▶ _Exercise goal_
Scan the listing below for the word "heading" and state how many lines hold it. Write nothing but the number.

▶ _Data entries_

▬▬▬▬▬▬▬▬▬▬

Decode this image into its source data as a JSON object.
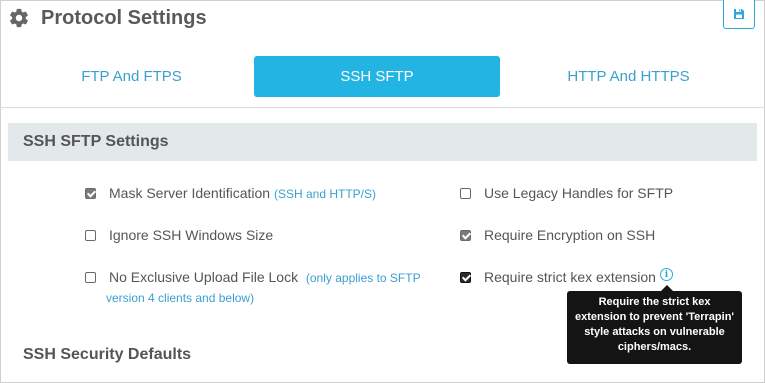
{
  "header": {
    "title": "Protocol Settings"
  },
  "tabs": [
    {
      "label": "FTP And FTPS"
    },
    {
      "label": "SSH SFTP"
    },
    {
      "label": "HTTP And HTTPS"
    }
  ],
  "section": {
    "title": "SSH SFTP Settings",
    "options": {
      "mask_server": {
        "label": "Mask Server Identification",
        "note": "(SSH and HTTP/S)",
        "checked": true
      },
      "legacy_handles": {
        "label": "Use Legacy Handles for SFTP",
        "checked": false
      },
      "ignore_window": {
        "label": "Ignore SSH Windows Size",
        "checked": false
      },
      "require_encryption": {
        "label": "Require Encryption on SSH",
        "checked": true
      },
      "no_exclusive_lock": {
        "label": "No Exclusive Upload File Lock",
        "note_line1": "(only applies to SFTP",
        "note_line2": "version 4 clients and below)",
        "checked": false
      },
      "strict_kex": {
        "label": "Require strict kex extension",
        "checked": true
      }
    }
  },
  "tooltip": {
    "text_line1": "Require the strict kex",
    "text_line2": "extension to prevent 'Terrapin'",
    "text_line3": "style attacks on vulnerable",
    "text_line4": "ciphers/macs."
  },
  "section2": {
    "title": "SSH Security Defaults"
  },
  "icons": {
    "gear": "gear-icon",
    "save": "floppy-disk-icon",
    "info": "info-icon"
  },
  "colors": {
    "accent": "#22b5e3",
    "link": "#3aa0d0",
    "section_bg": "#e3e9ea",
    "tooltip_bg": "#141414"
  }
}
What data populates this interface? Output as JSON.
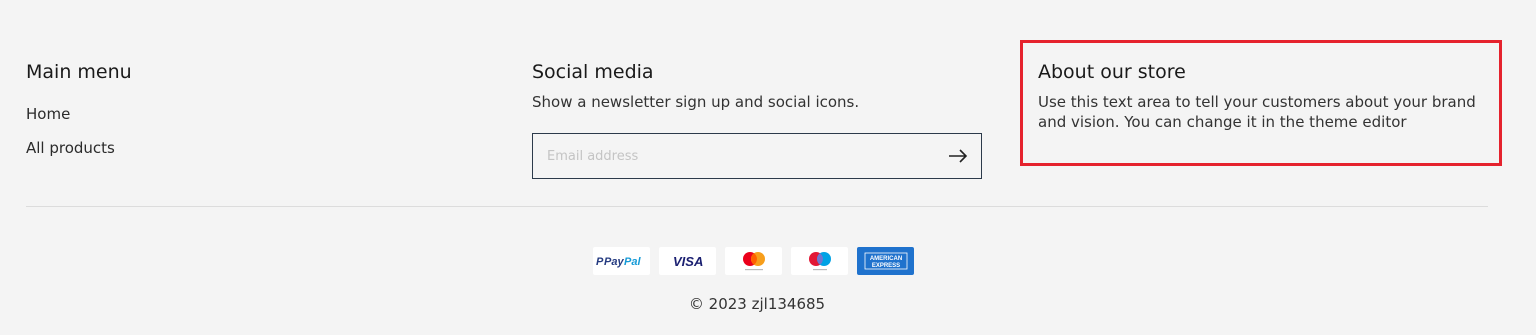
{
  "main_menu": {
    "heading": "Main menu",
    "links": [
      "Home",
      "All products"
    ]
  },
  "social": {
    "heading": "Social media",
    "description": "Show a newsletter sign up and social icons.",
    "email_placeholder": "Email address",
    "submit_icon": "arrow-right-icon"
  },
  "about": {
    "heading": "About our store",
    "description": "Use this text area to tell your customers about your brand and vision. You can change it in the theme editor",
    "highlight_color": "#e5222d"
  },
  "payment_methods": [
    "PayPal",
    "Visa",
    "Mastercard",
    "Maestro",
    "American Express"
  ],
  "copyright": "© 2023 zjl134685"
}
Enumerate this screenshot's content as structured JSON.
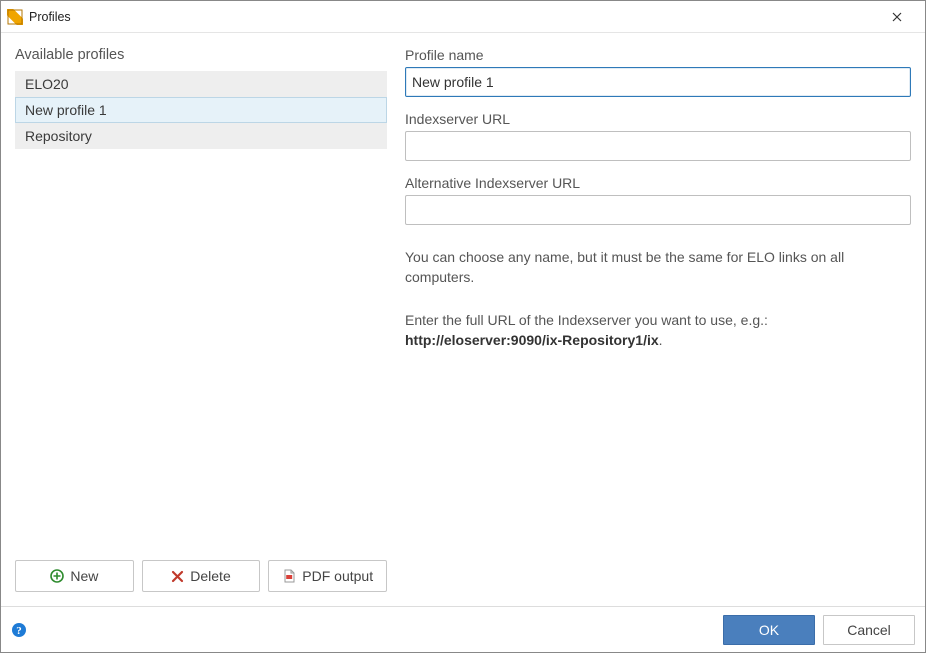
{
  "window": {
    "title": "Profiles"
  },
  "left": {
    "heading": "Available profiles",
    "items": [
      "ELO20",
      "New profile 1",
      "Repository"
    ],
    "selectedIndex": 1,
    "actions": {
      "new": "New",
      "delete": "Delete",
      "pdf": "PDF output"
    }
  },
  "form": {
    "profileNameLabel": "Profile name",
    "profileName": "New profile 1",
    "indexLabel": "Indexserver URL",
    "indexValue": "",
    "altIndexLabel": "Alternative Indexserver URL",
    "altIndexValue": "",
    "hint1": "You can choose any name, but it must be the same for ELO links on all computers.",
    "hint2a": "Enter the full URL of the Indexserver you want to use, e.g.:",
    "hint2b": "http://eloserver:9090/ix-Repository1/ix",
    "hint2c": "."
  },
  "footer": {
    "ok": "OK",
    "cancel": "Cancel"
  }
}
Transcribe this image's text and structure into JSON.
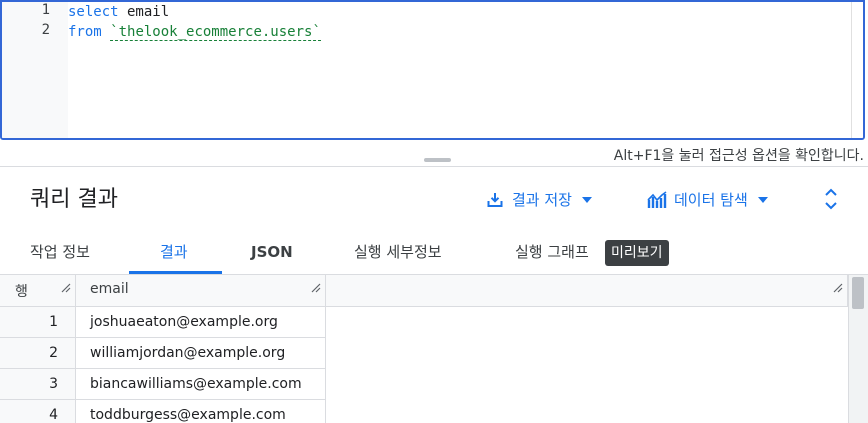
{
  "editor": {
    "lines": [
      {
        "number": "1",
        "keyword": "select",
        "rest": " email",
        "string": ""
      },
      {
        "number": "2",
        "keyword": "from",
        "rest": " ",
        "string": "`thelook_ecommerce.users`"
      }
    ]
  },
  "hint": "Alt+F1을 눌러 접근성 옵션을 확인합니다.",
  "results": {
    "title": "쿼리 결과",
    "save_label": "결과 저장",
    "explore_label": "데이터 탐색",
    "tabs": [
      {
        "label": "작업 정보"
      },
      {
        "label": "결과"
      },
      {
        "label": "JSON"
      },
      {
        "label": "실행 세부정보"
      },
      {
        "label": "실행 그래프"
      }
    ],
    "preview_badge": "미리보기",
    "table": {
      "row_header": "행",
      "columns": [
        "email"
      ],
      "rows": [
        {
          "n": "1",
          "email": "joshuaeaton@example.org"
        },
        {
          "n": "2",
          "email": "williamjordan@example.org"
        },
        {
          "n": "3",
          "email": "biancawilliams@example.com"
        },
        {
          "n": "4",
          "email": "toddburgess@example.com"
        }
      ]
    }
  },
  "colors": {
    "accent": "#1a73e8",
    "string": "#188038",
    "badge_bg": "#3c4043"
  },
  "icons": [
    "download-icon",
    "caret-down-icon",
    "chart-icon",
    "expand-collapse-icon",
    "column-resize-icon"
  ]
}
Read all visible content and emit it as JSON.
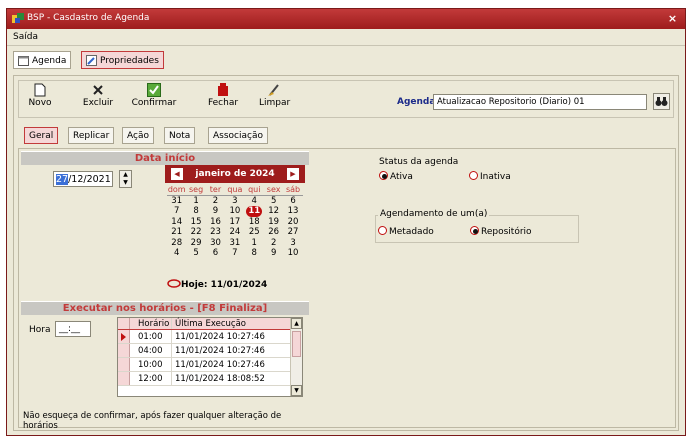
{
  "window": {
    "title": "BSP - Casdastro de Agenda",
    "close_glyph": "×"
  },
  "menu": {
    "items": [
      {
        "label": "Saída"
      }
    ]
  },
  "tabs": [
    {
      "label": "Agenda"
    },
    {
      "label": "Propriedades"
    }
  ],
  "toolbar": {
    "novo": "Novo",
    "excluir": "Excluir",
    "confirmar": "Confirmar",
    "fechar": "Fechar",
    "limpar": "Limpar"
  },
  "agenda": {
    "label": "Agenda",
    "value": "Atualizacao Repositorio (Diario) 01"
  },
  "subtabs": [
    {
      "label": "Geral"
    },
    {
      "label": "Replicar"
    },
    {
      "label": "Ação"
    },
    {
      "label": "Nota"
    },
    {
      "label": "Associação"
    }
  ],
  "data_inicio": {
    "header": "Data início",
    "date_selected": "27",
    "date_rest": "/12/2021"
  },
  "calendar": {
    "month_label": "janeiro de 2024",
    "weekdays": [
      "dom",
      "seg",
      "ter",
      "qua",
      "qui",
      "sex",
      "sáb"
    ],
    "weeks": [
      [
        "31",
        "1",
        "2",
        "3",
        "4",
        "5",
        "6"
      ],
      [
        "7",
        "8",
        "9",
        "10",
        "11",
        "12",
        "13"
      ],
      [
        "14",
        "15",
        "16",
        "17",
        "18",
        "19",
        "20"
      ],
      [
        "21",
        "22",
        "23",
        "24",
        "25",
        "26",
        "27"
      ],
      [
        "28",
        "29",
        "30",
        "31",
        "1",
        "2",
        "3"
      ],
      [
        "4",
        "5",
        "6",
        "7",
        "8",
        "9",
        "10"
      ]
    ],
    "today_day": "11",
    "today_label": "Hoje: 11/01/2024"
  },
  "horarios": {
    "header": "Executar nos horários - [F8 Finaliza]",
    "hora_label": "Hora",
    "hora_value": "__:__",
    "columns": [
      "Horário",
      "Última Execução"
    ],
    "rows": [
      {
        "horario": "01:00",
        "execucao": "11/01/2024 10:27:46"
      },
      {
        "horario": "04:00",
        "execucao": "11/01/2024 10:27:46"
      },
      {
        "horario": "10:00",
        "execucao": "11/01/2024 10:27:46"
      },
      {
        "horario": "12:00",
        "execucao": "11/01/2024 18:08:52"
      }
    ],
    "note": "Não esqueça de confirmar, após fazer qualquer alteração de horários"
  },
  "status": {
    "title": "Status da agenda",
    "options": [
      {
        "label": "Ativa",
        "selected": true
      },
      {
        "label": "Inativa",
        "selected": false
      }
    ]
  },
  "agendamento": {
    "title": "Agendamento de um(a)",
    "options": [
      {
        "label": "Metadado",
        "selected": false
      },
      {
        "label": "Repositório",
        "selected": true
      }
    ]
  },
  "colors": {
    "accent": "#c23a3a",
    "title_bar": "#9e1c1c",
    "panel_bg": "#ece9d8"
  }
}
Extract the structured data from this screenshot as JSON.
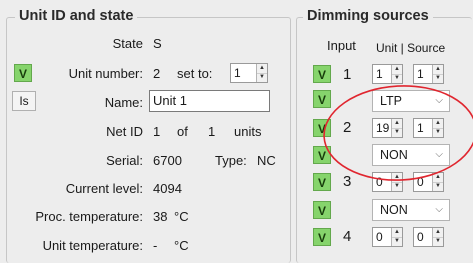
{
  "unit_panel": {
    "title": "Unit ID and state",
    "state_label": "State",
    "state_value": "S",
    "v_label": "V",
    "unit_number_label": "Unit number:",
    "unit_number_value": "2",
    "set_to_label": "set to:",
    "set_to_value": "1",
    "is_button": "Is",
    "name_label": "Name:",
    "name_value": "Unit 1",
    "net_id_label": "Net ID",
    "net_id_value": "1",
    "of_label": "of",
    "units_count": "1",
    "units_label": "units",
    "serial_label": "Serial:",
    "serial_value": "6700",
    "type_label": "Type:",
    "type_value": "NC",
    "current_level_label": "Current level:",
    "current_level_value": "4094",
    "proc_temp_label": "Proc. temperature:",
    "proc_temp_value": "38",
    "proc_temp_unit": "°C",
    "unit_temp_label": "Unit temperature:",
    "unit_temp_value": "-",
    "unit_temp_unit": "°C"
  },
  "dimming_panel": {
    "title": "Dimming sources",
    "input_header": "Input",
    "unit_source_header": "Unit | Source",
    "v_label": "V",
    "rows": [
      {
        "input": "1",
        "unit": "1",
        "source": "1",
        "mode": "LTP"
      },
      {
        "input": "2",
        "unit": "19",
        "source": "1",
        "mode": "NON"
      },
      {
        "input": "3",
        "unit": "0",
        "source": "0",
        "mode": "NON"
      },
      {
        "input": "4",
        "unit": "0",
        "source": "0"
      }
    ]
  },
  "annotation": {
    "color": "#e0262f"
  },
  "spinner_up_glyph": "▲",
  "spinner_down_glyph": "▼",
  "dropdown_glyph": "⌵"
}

▬▬▬▬▬▬▬▬▬▬

▶ _Solution to the exercise_
4